Count the lines below that contain "this". Give only the number.

Dataset rows about figures
------------------------------------------------------------------------

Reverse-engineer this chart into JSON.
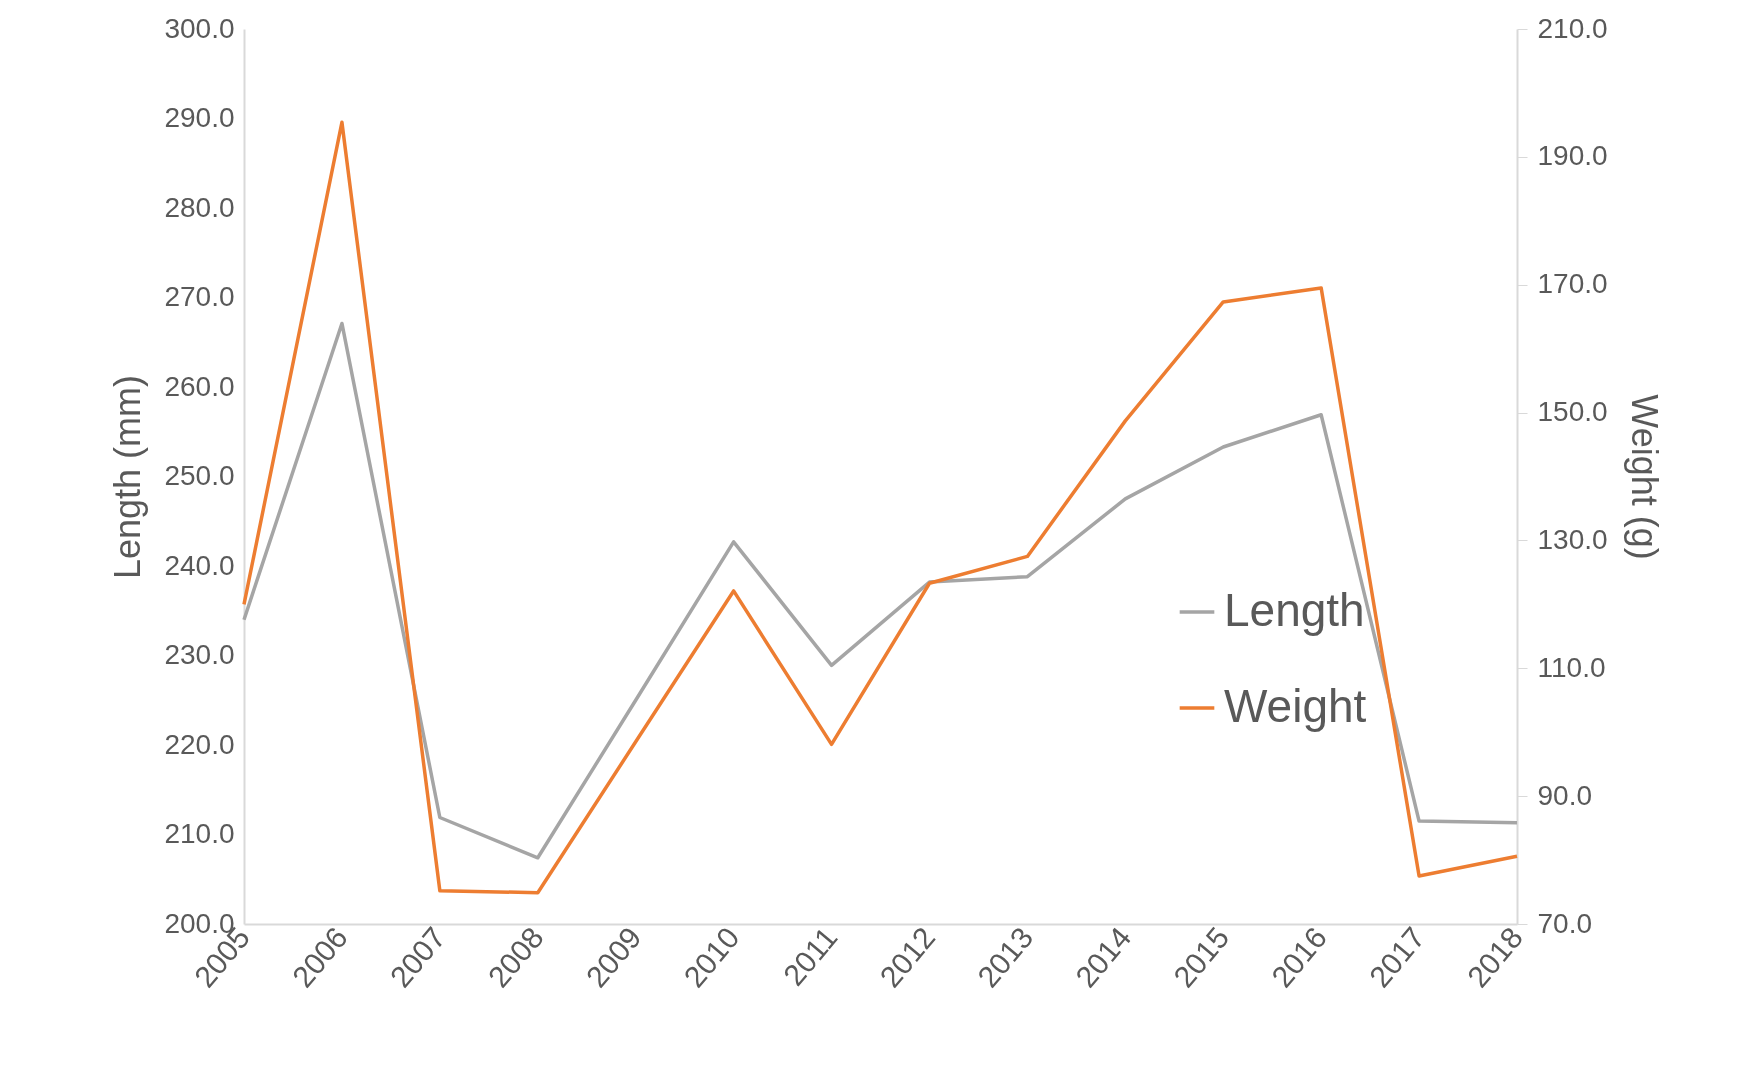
{
  "chart_data": {
    "type": "line",
    "ylabel": "Length (mm)",
    "y2label": "Weight (g)",
    "categories": [
      "2005",
      "2006",
      "2007",
      "2008",
      "2009",
      "2010",
      "2011",
      "2012",
      "2013",
      "2014",
      "2015",
      "2016",
      "2017",
      "2018"
    ],
    "series": [
      {
        "name": "Length",
        "color": "#a5a5a5",
        "values": [
          234,
          267.1,
          211.9,
          207.4,
          225,
          242.7,
          228.9,
          238.2,
          238.8,
          247.5,
          253.3,
          256.9,
          211.5,
          211.3
        ]
      },
      {
        "name": "Weight",
        "color": "#ed7d31",
        "axis": "y2",
        "values": [
          120,
          195.4,
          75.2,
          74.9,
          98.5,
          122.1,
          98.1,
          123.3,
          127.5,
          148.7,
          167.3,
          169.5,
          77.5,
          80.6
        ]
      }
    ],
    "ylim": [
      200,
      300
    ],
    "yticks": [
      {
        "value": 200,
        "label": "200.0"
      },
      {
        "value": 210,
        "label": "210.0"
      },
      {
        "value": 220,
        "label": "220.0"
      },
      {
        "value": 230,
        "label": "230.0"
      },
      {
        "value": 240,
        "label": "240.0"
      },
      {
        "value": 250,
        "label": "250.0"
      },
      {
        "value": 260,
        "label": "260.0"
      },
      {
        "value": 270,
        "label": "270.0"
      },
      {
        "value": 280,
        "label": "280.0"
      },
      {
        "value": 290,
        "label": "290.0"
      },
      {
        "value": 300,
        "label": "300.0"
      }
    ],
    "y2lim": [
      70,
      210
    ],
    "y2ticks": [
      {
        "value": 70,
        "label": "70.0"
      },
      {
        "value": 90,
        "label": "90.0"
      },
      {
        "value": 110,
        "label": "110.0"
      },
      {
        "value": 130,
        "label": "130.0"
      },
      {
        "value": 150,
        "label": "150.0"
      },
      {
        "value": 170,
        "label": "170.0"
      },
      {
        "value": 190,
        "label": "190.0"
      },
      {
        "value": 210,
        "label": "210.0"
      }
    ],
    "legend": "right",
    "grid": false
  }
}
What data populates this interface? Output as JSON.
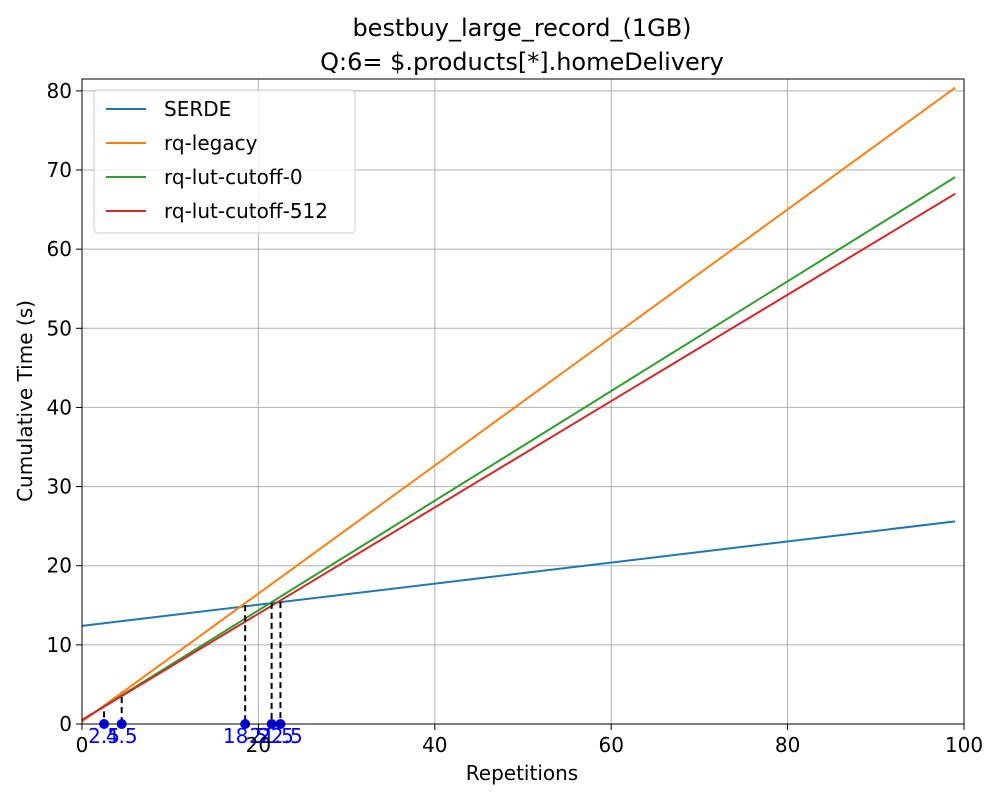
{
  "chart_data": {
    "type": "line",
    "title": [
      "bestbuy_large_record_(1GB)",
      "Q:6= $.products[*].homeDelivery"
    ],
    "xlabel": "Repetitions",
    "ylabel": "Cumulative Time (s)",
    "xlim": [
      0,
      100
    ],
    "ylim": [
      0,
      81.5
    ],
    "xticks": [
      0,
      20,
      40,
      60,
      80,
      100
    ],
    "yticks": [
      0,
      10,
      20,
      30,
      40,
      50,
      60,
      70,
      80
    ],
    "grid": true,
    "legend_position": "upper-left",
    "series": [
      {
        "name": "SERDE",
        "color": "#1f77b4",
        "x": [
          0,
          99
        ],
        "y": [
          12.4,
          25.6
        ]
      },
      {
        "name": "rq-legacy",
        "color": "#ff7f0e",
        "x": [
          0,
          99
        ],
        "y": [
          0.3,
          80.4
        ]
      },
      {
        "name": "rq-lut-cutoff-0",
        "color": "#2ca02c",
        "x": [
          0,
          99
        ],
        "y": [
          0.5,
          69.1
        ]
      },
      {
        "name": "rq-lut-cutoff-512",
        "color": "#d62728",
        "x": [
          0,
          99
        ],
        "y": [
          0.5,
          67.0
        ]
      }
    ],
    "annotations": [
      {
        "x": 2.5,
        "y": 1.6,
        "label": "2.5"
      },
      {
        "x": 4.5,
        "y": 3.4,
        "label": "4.5"
      },
      {
        "x": 18.5,
        "y": 15.0,
        "label": "18.5"
      },
      {
        "x": 21.5,
        "y": 15.3,
        "label": "21.5"
      },
      {
        "x": 22.5,
        "y": 15.4,
        "label": "22.5"
      }
    ],
    "annotation_color": "#0000ff"
  }
}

------------------------------------------------------------------------

Reply to the task
2